Rewrite the data below with every "newparametergroup" renamed to "sqlserverparams", leaving everything else as it is.

Item position entries
^^^^
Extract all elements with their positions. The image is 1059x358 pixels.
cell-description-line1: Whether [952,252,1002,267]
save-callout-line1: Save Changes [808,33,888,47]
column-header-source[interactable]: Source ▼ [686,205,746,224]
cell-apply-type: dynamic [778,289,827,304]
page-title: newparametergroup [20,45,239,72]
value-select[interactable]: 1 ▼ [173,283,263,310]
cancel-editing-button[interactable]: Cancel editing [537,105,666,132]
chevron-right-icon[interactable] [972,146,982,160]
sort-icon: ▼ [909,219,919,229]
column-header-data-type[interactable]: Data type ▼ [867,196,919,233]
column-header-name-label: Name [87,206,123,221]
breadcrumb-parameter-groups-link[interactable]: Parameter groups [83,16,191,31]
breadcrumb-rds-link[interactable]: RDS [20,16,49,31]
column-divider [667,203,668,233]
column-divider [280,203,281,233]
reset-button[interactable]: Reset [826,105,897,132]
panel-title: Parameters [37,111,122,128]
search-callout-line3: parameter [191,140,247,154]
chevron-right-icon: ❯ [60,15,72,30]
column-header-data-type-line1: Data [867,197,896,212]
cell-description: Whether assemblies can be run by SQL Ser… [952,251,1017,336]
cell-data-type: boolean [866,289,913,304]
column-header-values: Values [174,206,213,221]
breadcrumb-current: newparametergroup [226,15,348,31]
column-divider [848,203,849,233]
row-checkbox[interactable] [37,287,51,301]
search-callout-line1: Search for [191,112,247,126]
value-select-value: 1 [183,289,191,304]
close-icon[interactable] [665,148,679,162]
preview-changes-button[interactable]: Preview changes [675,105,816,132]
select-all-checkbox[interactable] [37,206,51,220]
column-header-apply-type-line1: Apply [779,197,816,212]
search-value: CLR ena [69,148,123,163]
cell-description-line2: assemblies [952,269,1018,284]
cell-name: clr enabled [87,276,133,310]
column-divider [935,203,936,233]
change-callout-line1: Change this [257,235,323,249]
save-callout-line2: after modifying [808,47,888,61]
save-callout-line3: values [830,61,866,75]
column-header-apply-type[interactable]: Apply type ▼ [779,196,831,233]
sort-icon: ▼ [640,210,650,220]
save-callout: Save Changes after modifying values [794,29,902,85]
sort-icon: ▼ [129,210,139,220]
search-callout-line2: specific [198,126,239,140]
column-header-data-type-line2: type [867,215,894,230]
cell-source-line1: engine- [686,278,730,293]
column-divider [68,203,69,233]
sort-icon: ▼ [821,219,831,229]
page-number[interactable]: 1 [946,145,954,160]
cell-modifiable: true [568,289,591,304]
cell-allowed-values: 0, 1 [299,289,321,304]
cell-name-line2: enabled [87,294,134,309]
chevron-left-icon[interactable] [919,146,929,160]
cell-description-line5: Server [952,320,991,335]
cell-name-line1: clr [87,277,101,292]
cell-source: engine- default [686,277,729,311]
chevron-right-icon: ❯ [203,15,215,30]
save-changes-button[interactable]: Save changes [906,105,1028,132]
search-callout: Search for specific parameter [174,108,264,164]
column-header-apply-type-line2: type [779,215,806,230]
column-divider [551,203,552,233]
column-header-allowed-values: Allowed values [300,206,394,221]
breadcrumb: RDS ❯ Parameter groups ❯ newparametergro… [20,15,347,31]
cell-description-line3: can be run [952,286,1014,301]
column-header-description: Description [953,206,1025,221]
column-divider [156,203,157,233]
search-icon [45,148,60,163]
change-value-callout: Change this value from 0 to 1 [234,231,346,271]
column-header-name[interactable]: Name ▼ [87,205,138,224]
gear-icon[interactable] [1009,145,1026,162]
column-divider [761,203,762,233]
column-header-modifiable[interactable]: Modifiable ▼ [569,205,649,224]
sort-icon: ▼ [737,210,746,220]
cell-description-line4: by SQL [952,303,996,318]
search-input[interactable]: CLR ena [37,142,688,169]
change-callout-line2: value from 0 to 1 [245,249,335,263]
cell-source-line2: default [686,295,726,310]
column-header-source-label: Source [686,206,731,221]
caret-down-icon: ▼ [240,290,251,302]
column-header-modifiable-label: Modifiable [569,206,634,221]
^^^^
__CORRECT OUTPUT__
Extract all elements with their positions. The image is 1059x358 pixels.
cell-description-line1: Whether [952,252,1002,267]
save-callout-line1: Save Changes [808,33,888,47]
column-header-source[interactable]: Source ▼ [686,205,746,224]
cell-apply-type: dynamic [778,289,827,304]
page-title: sqlserverparams [20,45,239,72]
value-select[interactable]: 1 ▼ [173,283,263,310]
cancel-editing-button[interactable]: Cancel editing [537,105,666,132]
chevron-right-icon[interactable] [972,146,982,160]
sort-icon: ▼ [909,219,919,229]
column-header-data-type[interactable]: Data type ▼ [867,196,919,233]
column-header-name-label: Name [87,206,123,221]
breadcrumb-parameter-groups-link[interactable]: Parameter groups [83,16,191,31]
breadcrumb-rds-link[interactable]: RDS [20,16,49,31]
column-divider [667,203,668,233]
column-divider [280,203,281,233]
reset-button[interactable]: Reset [826,105,897,132]
panel-title: Parameters [37,111,122,128]
search-callout-line3: parameter [191,140,247,154]
chevron-right-icon: ❯ [60,15,72,30]
column-header-data-type-line1: Data [867,197,896,212]
cell-description: Whether assemblies can be run by SQL Ser… [952,251,1017,336]
cell-data-type: boolean [866,289,913,304]
column-header-values: Values [174,206,213,221]
breadcrumb-current: sqlserverparams [226,15,348,31]
column-divider [848,203,849,233]
row-checkbox[interactable] [37,287,51,301]
search-callout-line1: Search for [191,112,247,126]
value-select-value: 1 [183,289,191,304]
close-icon[interactable] [665,148,679,162]
preview-changes-button[interactable]: Preview changes [675,105,816,132]
select-all-checkbox[interactable] [37,206,51,220]
column-header-apply-type-line1: Apply [779,197,816,212]
search-value: CLR ena [69,148,123,163]
cell-description-line2: assemblies [952,269,1018,284]
cell-name: clr enabled [87,276,133,310]
column-divider [935,203,936,233]
change-callout-line1: Change this [257,235,323,249]
save-callout-line2: after modifying [808,47,888,61]
save-callout-line3: values [830,61,866,75]
column-header-apply-type[interactable]: Apply type ▼ [779,196,831,233]
sort-icon: ▼ [640,210,650,220]
save-callout: Save Changes after modifying values [794,29,902,85]
sort-icon: ▼ [129,210,139,220]
search-callout-line2: specific [198,126,239,140]
column-header-data-type-line2: type [867,215,894,230]
cell-source-line1: engine- [686,278,730,293]
column-divider [68,203,69,233]
sort-icon: ▼ [821,219,831,229]
page-number[interactable]: 1 [946,145,954,160]
cell-modifiable: true [568,289,591,304]
cell-allowed-values: 0, 1 [299,289,321,304]
cell-name-line2: enabled [87,294,134,309]
chevron-left-icon[interactable] [919,146,929,160]
cell-description-line5: Server [952,320,991,335]
cell-name-line1: clr [87,277,101,292]
cell-source: engine- default [686,277,729,311]
chevron-right-icon: ❯ [203,15,215,30]
save-changes-button[interactable]: Save changes [906,105,1028,132]
search-callout: Search for specific parameter [174,108,264,164]
column-header-apply-type-line2: type [779,215,806,230]
column-divider [551,203,552,233]
column-header-allowed-values: Allowed values [300,206,394,221]
breadcrumb: RDS ❯ Parameter groups ❯ newparametergro… [20,15,347,31]
cell-description-line3: can be run [952,286,1014,301]
column-header-description: Description [953,206,1025,221]
column-divider [156,203,157,233]
search-icon [45,148,60,163]
change-value-callout: Change this value from 0 to 1 [234,231,346,271]
column-header-name[interactable]: Name ▼ [87,205,138,224]
gear-icon[interactable] [1009,145,1026,162]
column-divider [761,203,762,233]
column-header-modifiable[interactable]: Modifiable ▼ [569,205,649,224]
sort-icon: ▼ [737,210,746,220]
cell-description-line4: by SQL [952,303,996,318]
search-input[interactable]: CLR ena [37,142,688,169]
change-callout-line2: value from 0 to 1 [245,249,335,263]
cell-source-line2: default [686,295,726,310]
column-header-source-label: Source [686,206,731,221]
caret-down-icon: ▼ [240,290,251,302]
column-header-modifiable-label: Modifiable [569,206,634,221]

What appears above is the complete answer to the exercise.